Given exercise —
Set the data down again, exactly as it reads, but without the pictures.

Dataset items —

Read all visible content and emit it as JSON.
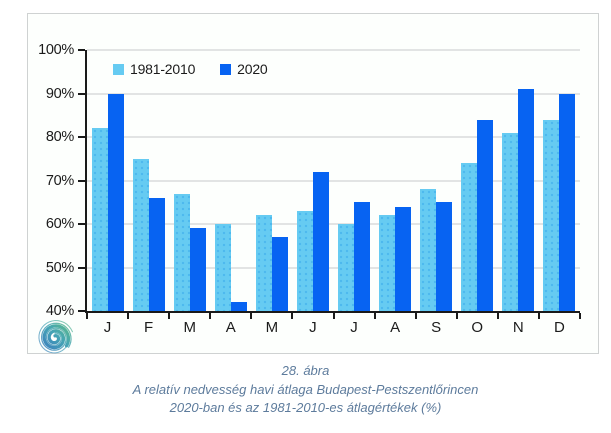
{
  "chart_data": {
    "type": "bar",
    "title": "",
    "xlabel": "",
    "ylabel": "",
    "categories": [
      "J",
      "F",
      "M",
      "A",
      "M",
      "J",
      "J",
      "A",
      "S",
      "O",
      "N",
      "D"
    ],
    "series": [
      {
        "name": "1981-2010",
        "color": "#66CBF2",
        "values": [
          82,
          75,
          67,
          60,
          62,
          63,
          60,
          62,
          68,
          74,
          81,
          84
        ]
      },
      {
        "name": "2020",
        "color": "#0763F2",
        "values": [
          90,
          66,
          59,
          42,
          57,
          72,
          65,
          64,
          65,
          84,
          91,
          90
        ]
      }
    ],
    "ylim": [
      40,
      100
    ],
    "ytick_step": 10,
    "yticks": [
      "40%",
      "50%",
      "60%",
      "70%",
      "80%",
      "90%",
      "100%"
    ],
    "grid": true,
    "legend_position": "top-left-inside"
  },
  "figure": {
    "caption_lines": [
      "28. ábra",
      "A relatív nedvesség havi átlaga Budapest-Pestszentlőrincen",
      "2020-ban és az 1981-2010-es átlagértékek (%)"
    ]
  },
  "logo": {
    "icon": "omsz-spiral-logo"
  },
  "colors": {
    "bar_light": "#66CBF2",
    "bar_dark": "#0763F2",
    "gridline": "#C7CACC",
    "axis": "#1A1A1A",
    "frame_border": "#CFD2D2",
    "plot_background": "#FDFFFD",
    "caption_text": "#5D7B9C",
    "logo_blue": "#3C7FBE",
    "logo_green": "#5CB98A"
  }
}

Complete answer —
Read all visible content and emit it as JSON.
{
  "chart_data": {
    "type": "bar",
    "title": "",
    "xlabel": "",
    "ylabel": "",
    "categories": [
      "J",
      "F",
      "M",
      "A",
      "M",
      "J",
      "J",
      "A",
      "S",
      "O",
      "N",
      "D"
    ],
    "series": [
      {
        "name": "1981-2010",
        "color": "#66CBF2",
        "values": [
          82,
          75,
          67,
          60,
          62,
          63,
          60,
          62,
          68,
          74,
          81,
          84
        ]
      },
      {
        "name": "2020",
        "color": "#0763F2",
        "values": [
          90,
          66,
          59,
          42,
          57,
          72,
          65,
          64,
          65,
          84,
          91,
          90
        ]
      }
    ],
    "ylim": [
      40,
      100
    ],
    "ytick_step": 10,
    "yticks": [
      "40%",
      "50%",
      "60%",
      "70%",
      "80%",
      "90%",
      "100%"
    ],
    "grid": true,
    "legend_position": "top-left-inside"
  },
  "figure": {
    "caption_lines": [
      "28. ábra",
      "A relatív nedvesség havi átlaga Budapest-Pestszentlőrincen",
      "2020-ban és az 1981-2010-es átlagértékek (%)"
    ]
  },
  "logo": {
    "icon": "omsz-spiral-logo"
  },
  "colors": {
    "bar_light": "#66CBF2",
    "bar_dark": "#0763F2",
    "gridline": "#C7CACC",
    "axis": "#1A1A1A",
    "frame_border": "#CFD2D2",
    "plot_background": "#FDFFFD",
    "caption_text": "#5D7B9C",
    "logo_blue": "#3C7FBE",
    "logo_green": "#5CB98A"
  }
}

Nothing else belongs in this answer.